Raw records
▼
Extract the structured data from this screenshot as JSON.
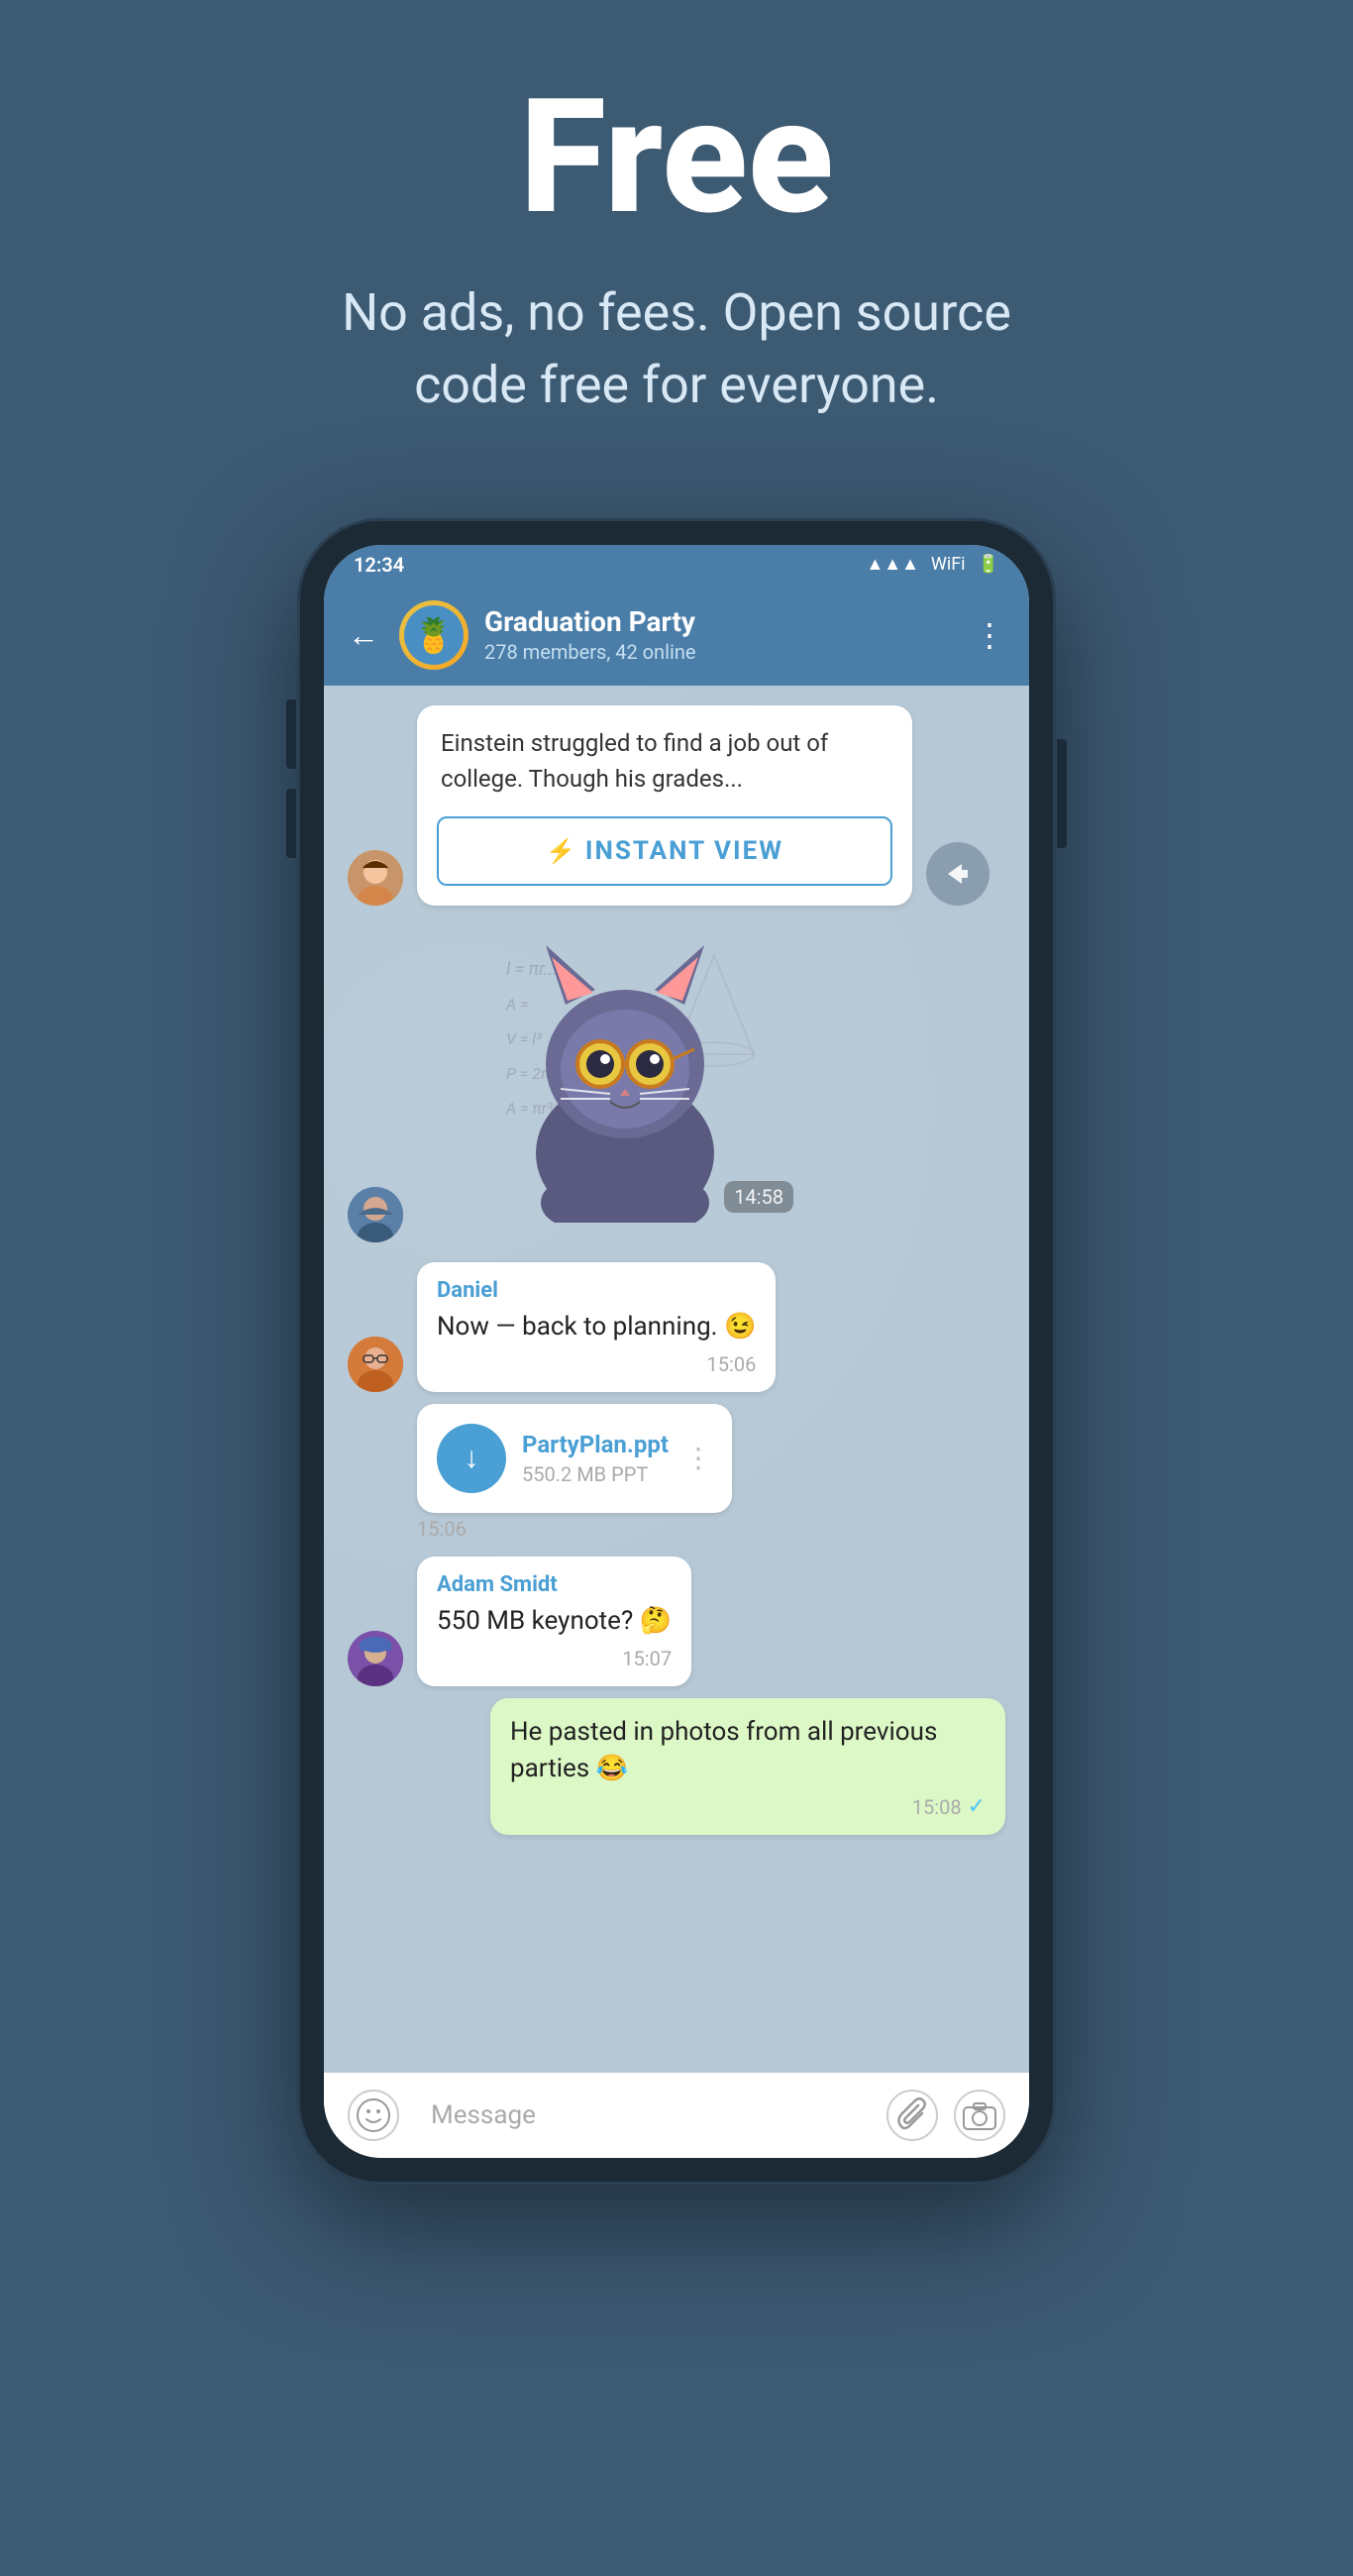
{
  "hero": {
    "title": "Free",
    "subtitle_line1": "No ads, no fees. Open source",
    "subtitle_line2": "code free for everyone."
  },
  "phone": {
    "status": {
      "time": "12:34",
      "icons": [
        "signal",
        "wifi",
        "battery"
      ]
    },
    "header": {
      "group_name": "Graduation Party",
      "members_info": "278 members, 42 online",
      "back_label": "←",
      "more_label": "⋮"
    },
    "messages": [
      {
        "id": "msg1",
        "type": "instant_view",
        "text": "Einstein struggled to find a job out of college. Though his grades...",
        "button_label": "INSTANT VIEW",
        "time": "",
        "avatar": "girl"
      },
      {
        "id": "msg2",
        "type": "sticker",
        "time": "14:58",
        "avatar": "boy1"
      },
      {
        "id": "msg3",
        "type": "text",
        "sender": "Daniel",
        "text": "Now — back to planning. 😉",
        "time": "15:06",
        "avatar": "daniel"
      },
      {
        "id": "msg4",
        "type": "file",
        "filename": "PartyPlan.ppt",
        "filesize": "550.2 MB PPT",
        "time": "15:06",
        "avatar": "daniel"
      },
      {
        "id": "msg5",
        "type": "text",
        "sender": "Adam Smidt",
        "text": "550 MB keynote? 🤔",
        "time": "15:07",
        "avatar": "adam"
      },
      {
        "id": "msg6",
        "type": "text_self",
        "text": "He pasted in photos from all previous parties 😂",
        "time": "15:08",
        "check": "✓"
      }
    ],
    "bottom_bar": {
      "placeholder": "Message",
      "emoji_icon": "😊",
      "attach_icon": "📎",
      "camera_icon": "📷"
    }
  }
}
▲
Exercise task: Your copy should repeat each entry above exactly but contain no pictures.

Solution to this problem:
Extract the structured data from this screenshot as JSON.
{
  "hero": {
    "title": "Free",
    "subtitle_line1": "No ads, no fees. Open source",
    "subtitle_line2": "code free for everyone."
  },
  "phone": {
    "status": {
      "time": "12:34",
      "icons": [
        "signal",
        "wifi",
        "battery"
      ]
    },
    "header": {
      "group_name": "Graduation Party",
      "members_info": "278 members, 42 online",
      "back_label": "←",
      "more_label": "⋮"
    },
    "messages": [
      {
        "id": "msg1",
        "type": "instant_view",
        "text": "Einstein struggled to find a job out of college. Though his grades...",
        "button_label": "INSTANT VIEW",
        "time": "",
        "avatar": "girl"
      },
      {
        "id": "msg2",
        "type": "sticker",
        "time": "14:58",
        "avatar": "boy1"
      },
      {
        "id": "msg3",
        "type": "text",
        "sender": "Daniel",
        "text": "Now — back to planning. 😉",
        "time": "15:06",
        "avatar": "daniel"
      },
      {
        "id": "msg4",
        "type": "file",
        "filename": "PartyPlan.ppt",
        "filesize": "550.2 MB PPT",
        "time": "15:06",
        "avatar": "daniel"
      },
      {
        "id": "msg5",
        "type": "text",
        "sender": "Adam Smidt",
        "text": "550 MB keynote? 🤔",
        "time": "15:07",
        "avatar": "adam"
      },
      {
        "id": "msg6",
        "type": "text_self",
        "text": "He pasted in photos from all previous parties 😂",
        "time": "15:08",
        "check": "✓"
      }
    ],
    "bottom_bar": {
      "placeholder": "Message",
      "emoji_icon": "😊",
      "attach_icon": "📎",
      "camera_icon": "📷"
    }
  }
}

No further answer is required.